(Collection entries)
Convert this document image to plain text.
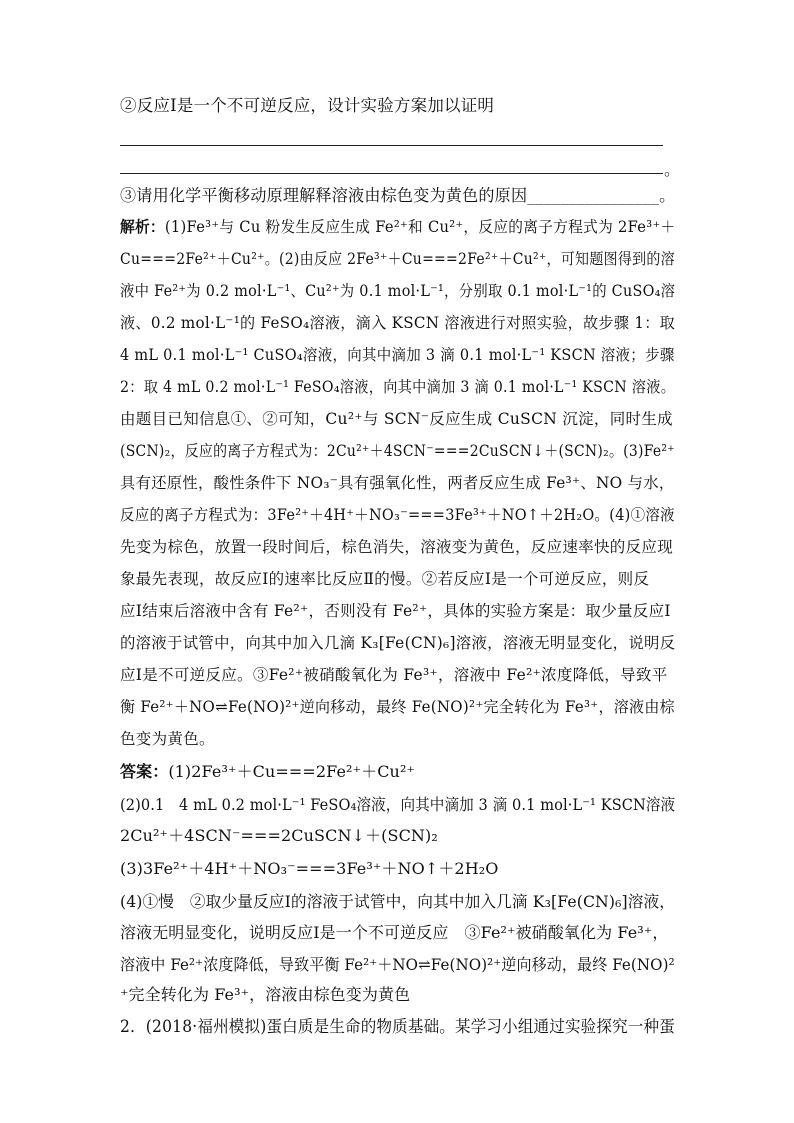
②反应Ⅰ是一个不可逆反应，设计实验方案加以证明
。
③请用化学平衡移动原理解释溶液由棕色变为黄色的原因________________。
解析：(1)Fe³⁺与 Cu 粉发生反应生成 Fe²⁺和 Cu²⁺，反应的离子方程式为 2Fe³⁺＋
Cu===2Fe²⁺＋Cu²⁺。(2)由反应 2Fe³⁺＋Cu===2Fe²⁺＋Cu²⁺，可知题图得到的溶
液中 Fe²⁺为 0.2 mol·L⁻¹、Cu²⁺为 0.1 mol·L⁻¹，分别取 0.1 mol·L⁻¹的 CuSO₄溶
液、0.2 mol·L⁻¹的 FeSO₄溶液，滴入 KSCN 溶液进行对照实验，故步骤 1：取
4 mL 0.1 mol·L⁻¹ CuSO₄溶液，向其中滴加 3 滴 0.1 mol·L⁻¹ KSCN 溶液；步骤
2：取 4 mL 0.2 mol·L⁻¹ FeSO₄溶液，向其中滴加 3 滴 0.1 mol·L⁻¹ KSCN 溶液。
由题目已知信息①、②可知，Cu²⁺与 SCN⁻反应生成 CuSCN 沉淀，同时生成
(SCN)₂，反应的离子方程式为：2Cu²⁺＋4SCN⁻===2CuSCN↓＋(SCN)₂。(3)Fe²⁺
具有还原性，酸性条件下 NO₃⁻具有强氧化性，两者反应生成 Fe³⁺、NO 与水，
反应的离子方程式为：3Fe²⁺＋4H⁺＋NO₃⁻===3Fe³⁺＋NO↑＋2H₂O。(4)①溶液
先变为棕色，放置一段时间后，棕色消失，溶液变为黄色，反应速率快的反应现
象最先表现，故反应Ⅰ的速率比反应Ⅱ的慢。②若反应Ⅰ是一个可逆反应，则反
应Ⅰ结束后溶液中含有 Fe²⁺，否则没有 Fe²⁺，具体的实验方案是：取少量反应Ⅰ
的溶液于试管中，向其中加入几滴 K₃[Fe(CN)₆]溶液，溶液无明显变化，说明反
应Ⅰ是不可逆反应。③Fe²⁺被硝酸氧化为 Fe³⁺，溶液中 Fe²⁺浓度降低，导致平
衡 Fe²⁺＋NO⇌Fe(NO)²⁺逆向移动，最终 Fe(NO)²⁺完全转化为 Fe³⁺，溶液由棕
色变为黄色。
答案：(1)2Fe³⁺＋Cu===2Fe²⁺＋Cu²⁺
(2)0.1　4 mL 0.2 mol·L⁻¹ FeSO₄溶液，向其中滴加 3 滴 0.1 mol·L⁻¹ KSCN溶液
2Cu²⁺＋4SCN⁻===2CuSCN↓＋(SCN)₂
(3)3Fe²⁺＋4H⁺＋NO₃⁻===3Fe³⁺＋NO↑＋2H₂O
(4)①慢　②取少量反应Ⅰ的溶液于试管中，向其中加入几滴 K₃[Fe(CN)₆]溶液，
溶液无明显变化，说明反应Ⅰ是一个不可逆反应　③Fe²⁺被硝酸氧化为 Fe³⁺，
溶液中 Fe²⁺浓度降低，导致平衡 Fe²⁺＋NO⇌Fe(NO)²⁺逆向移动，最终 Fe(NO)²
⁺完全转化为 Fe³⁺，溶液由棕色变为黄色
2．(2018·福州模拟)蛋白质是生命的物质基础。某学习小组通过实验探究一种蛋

◆ **WHAT THIS TASK INVOLVES**: Write out the listing above again, exactly, but with no pictures in the copy.

◆ **ANSWER FOR THE TASK**:
Convert this document image to plain text.
②反应Ⅰ是一个不可逆反应，设计实验方案加以证明
。
③请用化学平衡移动原理解释溶液由棕色变为黄色的原因________________。
解析：(1)Fe³⁺与 Cu 粉发生反应生成 Fe²⁺和 Cu²⁺，反应的离子方程式为 2Fe³⁺＋
Cu===2Fe²⁺＋Cu²⁺。(2)由反应 2Fe³⁺＋Cu===2Fe²⁺＋Cu²⁺，可知题图得到的溶
液中 Fe²⁺为 0.2 mol·L⁻¹、Cu²⁺为 0.1 mol·L⁻¹，分别取 0.1 mol·L⁻¹的 CuSO₄溶
液、0.2 mol·L⁻¹的 FeSO₄溶液，滴入 KSCN 溶液进行对照实验，故步骤 1：取
4 mL 0.1 mol·L⁻¹ CuSO₄溶液，向其中滴加 3 滴 0.1 mol·L⁻¹ KSCN 溶液；步骤
2：取 4 mL 0.2 mol·L⁻¹ FeSO₄溶液，向其中滴加 3 滴 0.1 mol·L⁻¹ KSCN 溶液。
由题目已知信息①、②可知，Cu²⁺与 SCN⁻反应生成 CuSCN 沉淀，同时生成
(SCN)₂，反应的离子方程式为：2Cu²⁺＋4SCN⁻===2CuSCN↓＋(SCN)₂。(3)Fe²⁺
具有还原性，酸性条件下 NO₃⁻具有强氧化性，两者反应生成 Fe³⁺、NO 与水，
反应的离子方程式为：3Fe²⁺＋4H⁺＋NO₃⁻===3Fe³⁺＋NO↑＋2H₂O。(4)①溶液
先变为棕色，放置一段时间后，棕色消失，溶液变为黄色，反应速率快的反应现
象最先表现，故反应Ⅰ的速率比反应Ⅱ的慢。②若反应Ⅰ是一个可逆反应，则反
应Ⅰ结束后溶液中含有 Fe²⁺，否则没有 Fe²⁺，具体的实验方案是：取少量反应Ⅰ
的溶液于试管中，向其中加入几滴 K₃[Fe(CN)₆]溶液，溶液无明显变化，说明反
应Ⅰ是不可逆反应。③Fe²⁺被硝酸氧化为 Fe³⁺，溶液中 Fe²⁺浓度降低，导致平
衡 Fe²⁺＋NO⇌Fe(NO)²⁺逆向移动，最终 Fe(NO)²⁺完全转化为 Fe³⁺，溶液由棕
色变为黄色。
答案：(1)2Fe³⁺＋Cu===2Fe²⁺＋Cu²⁺
(2)0.1　4 mL 0.2 mol·L⁻¹ FeSO₄溶液，向其中滴加 3 滴 0.1 mol·L⁻¹ KSCN溶液
2Cu²⁺＋4SCN⁻===2CuSCN↓＋(SCN)₂
(3)3Fe²⁺＋4H⁺＋NO₃⁻===3Fe³⁺＋NO↑＋2H₂O
(4)①慢　②取少量反应Ⅰ的溶液于试管中，向其中加入几滴 K₃[Fe(CN)₆]溶液，
溶液无明显变化，说明反应Ⅰ是一个不可逆反应　③Fe²⁺被硝酸氧化为 Fe³⁺，
溶液中 Fe²⁺浓度降低，导致平衡 Fe²⁺＋NO⇌Fe(NO)²⁺逆向移动，最终 Fe(NO)²
⁺完全转化为 Fe³⁺，溶液由棕色变为黄色
2．(2018·福州模拟)蛋白质是生命的物质基础。某学习小组通过实验探究一种蛋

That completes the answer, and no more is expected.